_WHAT THE TASK REQUIRES_
Using the data below, copy out all lines with the word "bottom".

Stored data

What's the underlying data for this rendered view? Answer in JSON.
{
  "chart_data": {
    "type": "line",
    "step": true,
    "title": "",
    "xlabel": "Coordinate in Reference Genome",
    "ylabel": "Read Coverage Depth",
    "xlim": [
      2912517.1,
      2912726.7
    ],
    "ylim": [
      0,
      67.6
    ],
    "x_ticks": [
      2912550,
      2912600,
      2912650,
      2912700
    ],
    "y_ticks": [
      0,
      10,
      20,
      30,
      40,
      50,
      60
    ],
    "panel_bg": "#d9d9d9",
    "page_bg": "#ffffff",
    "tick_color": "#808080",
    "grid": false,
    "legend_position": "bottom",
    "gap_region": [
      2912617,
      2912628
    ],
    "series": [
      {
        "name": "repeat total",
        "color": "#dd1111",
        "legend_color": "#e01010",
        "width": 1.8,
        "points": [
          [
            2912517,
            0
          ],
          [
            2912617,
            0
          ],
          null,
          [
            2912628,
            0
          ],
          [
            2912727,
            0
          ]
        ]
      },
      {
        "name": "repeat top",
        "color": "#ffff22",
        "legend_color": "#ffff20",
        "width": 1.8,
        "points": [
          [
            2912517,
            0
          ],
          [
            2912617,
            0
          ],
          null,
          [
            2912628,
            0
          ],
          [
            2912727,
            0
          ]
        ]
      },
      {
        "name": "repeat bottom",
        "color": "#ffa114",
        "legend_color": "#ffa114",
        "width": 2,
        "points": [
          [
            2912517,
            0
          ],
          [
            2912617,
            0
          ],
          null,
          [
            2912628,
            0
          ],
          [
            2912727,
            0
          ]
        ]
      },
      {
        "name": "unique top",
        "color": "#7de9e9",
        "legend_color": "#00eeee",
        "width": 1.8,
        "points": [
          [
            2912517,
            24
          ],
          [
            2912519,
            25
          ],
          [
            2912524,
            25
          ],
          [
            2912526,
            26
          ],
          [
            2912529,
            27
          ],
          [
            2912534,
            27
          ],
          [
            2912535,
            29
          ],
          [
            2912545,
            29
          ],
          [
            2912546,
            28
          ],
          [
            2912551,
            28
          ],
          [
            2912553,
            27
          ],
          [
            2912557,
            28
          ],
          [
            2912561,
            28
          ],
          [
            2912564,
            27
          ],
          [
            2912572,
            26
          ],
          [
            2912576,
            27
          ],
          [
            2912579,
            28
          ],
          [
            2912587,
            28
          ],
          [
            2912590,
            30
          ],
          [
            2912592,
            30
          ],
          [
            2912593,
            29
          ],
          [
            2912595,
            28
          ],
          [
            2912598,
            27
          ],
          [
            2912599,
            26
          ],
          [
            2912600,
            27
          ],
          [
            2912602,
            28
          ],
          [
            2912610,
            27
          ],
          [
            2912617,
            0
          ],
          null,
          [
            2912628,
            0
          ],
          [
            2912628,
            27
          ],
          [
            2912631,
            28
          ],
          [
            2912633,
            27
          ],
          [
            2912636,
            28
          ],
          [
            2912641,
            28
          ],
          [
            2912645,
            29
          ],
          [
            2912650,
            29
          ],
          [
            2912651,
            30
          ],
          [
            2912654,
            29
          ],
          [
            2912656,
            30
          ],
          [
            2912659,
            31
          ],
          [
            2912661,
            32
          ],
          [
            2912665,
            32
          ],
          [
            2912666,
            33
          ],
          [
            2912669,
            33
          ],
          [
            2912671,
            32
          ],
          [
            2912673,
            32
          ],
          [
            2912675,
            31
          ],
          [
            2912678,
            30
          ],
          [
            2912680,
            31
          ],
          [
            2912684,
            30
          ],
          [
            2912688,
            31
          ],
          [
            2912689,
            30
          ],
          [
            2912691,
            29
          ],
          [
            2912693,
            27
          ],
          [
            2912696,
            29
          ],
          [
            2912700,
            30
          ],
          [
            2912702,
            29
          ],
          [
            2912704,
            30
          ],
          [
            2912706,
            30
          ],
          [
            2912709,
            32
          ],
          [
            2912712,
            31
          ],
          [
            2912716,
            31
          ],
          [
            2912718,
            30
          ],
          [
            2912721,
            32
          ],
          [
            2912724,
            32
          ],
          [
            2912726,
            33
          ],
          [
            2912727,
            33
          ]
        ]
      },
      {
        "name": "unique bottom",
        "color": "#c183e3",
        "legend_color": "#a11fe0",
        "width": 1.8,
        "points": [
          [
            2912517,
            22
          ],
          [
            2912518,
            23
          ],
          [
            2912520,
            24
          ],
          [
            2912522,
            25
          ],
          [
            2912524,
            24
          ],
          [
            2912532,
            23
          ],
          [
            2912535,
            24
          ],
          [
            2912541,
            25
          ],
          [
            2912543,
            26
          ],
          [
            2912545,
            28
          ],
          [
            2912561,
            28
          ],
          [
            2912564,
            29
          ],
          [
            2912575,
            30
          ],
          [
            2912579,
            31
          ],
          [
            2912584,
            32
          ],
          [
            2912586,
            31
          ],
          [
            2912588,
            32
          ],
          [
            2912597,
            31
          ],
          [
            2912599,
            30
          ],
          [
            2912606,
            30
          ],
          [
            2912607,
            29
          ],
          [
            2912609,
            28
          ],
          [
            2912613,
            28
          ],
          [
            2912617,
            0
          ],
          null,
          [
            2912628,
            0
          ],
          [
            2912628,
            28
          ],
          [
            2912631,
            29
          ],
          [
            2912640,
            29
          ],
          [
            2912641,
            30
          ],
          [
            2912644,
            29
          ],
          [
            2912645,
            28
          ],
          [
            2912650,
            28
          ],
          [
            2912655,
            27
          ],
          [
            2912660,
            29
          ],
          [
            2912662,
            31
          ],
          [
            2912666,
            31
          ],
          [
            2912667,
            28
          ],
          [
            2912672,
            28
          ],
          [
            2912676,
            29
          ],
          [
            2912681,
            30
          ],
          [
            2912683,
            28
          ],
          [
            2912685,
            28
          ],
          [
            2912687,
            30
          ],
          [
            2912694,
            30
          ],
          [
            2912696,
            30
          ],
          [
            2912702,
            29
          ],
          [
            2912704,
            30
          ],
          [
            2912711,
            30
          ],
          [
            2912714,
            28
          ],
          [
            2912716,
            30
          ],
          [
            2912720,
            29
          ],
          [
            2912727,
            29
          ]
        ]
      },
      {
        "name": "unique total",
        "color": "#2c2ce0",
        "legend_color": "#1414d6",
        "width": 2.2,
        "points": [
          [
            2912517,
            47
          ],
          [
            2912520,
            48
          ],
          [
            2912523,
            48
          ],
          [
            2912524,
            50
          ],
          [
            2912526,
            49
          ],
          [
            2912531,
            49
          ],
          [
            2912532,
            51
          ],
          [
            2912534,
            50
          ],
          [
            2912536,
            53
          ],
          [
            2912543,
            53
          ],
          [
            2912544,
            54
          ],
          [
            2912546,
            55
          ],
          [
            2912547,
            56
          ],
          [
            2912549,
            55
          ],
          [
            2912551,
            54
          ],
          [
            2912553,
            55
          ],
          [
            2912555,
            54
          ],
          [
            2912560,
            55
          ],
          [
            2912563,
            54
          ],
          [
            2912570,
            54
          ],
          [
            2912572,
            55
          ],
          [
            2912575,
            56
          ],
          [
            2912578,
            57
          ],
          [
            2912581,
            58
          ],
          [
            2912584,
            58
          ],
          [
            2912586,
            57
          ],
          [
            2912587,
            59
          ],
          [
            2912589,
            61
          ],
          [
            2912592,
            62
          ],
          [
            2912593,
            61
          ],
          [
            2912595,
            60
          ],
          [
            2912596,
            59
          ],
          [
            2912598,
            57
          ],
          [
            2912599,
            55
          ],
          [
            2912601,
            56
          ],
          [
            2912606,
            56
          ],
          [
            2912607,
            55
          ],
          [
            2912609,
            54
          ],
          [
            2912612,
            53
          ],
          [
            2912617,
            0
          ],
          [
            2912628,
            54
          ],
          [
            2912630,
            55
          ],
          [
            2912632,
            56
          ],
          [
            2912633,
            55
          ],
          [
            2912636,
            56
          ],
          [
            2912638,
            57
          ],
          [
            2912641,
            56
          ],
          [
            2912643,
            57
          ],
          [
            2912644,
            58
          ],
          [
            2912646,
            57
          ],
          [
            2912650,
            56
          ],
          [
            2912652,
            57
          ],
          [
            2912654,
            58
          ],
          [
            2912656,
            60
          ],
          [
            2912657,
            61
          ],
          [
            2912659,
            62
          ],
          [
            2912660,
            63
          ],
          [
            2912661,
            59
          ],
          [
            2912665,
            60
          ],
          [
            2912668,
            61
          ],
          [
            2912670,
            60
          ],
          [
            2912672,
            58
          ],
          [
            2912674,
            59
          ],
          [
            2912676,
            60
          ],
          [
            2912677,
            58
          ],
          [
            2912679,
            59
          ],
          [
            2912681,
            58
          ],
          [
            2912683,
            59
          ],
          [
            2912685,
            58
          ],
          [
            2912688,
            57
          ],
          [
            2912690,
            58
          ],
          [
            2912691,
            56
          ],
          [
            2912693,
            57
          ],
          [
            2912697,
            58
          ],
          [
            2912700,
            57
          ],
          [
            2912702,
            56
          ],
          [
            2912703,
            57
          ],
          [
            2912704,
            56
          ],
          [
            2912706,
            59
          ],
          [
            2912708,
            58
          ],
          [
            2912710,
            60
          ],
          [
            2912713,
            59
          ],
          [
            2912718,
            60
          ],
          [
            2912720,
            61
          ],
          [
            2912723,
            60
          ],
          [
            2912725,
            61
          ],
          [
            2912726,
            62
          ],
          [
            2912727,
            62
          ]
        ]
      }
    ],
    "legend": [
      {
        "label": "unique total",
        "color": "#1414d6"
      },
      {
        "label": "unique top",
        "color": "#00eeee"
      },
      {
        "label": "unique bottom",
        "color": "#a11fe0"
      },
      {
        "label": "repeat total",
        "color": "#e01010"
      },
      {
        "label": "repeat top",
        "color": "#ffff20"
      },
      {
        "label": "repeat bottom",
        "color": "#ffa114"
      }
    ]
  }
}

_RESULT OF THE EXERCISE_
    "legend_position": "bottom",
        "name": "repeat bottom",
        "name": "unique bottom",
        "label": "unique bottom",
        "label": "repeat bottom",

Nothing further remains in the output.